::: THE INPUT :::

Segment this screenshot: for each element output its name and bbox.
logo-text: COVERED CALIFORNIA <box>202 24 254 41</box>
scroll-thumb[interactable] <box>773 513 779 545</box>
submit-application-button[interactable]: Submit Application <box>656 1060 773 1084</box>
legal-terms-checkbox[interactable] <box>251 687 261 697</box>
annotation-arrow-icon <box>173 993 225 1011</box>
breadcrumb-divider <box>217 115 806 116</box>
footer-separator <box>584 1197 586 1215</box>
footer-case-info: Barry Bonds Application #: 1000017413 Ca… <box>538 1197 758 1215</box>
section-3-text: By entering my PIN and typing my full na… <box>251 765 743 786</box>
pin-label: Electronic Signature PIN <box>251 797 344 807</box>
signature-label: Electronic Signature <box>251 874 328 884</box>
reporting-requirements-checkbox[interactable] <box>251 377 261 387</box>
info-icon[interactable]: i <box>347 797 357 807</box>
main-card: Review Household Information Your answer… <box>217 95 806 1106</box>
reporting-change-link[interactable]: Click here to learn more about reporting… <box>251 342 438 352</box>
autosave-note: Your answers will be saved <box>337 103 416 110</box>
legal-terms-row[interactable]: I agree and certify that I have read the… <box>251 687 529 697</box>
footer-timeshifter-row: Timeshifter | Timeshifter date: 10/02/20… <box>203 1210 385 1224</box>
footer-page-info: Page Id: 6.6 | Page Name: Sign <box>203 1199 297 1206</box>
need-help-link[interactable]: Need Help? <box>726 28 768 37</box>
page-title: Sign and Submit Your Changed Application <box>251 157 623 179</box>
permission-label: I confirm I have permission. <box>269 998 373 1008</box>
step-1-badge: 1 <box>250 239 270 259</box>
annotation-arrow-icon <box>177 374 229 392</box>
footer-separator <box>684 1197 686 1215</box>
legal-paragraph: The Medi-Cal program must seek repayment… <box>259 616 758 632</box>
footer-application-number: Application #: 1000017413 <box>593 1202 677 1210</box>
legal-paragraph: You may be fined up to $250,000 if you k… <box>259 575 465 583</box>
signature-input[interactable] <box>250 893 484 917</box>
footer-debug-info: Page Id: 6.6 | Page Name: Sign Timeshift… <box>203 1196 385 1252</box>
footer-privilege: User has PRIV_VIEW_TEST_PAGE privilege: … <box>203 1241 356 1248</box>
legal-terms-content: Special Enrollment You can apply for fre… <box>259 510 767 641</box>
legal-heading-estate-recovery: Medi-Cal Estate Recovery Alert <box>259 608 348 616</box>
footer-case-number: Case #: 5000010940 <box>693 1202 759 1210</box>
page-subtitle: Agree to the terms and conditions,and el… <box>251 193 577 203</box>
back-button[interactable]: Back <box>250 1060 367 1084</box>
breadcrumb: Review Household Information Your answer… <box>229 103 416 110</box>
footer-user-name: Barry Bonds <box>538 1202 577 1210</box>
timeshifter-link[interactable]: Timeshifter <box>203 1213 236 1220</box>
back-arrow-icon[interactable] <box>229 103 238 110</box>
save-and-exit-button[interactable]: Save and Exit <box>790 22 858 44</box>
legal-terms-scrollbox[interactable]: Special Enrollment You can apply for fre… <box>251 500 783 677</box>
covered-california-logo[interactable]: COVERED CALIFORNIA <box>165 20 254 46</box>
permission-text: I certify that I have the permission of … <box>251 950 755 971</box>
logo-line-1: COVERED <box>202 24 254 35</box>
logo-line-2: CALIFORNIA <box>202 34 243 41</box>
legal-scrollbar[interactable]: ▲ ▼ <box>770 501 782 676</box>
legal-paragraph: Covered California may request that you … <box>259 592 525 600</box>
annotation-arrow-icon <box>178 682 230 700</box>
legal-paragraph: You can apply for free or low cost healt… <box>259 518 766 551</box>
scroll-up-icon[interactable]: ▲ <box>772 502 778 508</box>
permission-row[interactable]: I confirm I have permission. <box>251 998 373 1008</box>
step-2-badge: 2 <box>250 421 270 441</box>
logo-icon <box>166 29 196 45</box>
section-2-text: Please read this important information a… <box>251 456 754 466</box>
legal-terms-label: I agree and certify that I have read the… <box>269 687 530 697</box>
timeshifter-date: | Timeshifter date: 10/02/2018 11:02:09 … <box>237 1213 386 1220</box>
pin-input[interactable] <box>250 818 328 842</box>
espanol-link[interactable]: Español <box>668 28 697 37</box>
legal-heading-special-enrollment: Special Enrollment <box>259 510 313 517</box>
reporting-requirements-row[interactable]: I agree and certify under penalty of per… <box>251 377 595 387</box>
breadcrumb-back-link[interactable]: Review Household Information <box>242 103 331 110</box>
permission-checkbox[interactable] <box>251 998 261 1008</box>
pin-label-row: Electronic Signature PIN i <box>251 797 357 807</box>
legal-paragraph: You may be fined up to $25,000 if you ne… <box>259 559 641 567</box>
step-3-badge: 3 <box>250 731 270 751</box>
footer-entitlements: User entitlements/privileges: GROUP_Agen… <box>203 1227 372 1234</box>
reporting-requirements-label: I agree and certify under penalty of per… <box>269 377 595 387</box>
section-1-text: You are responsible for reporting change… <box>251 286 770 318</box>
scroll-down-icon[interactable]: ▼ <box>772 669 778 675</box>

:::

• _PROBLEM STATEMENT_:
Transcribe the data verbatim, from its first line through the line containing "legal-terms-checkbox[interactable] <box>251 687", inclusive.

• _CORRECT RESPONSE_:
Segment this screenshot: for each element output its name and bbox.
logo-text: COVERED CALIFORNIA <box>202 24 254 41</box>
scroll-thumb[interactable] <box>773 513 779 545</box>
submit-application-button[interactable]: Submit Application <box>656 1060 773 1084</box>
legal-terms-checkbox[interactable] <box>251 687 261 697</box>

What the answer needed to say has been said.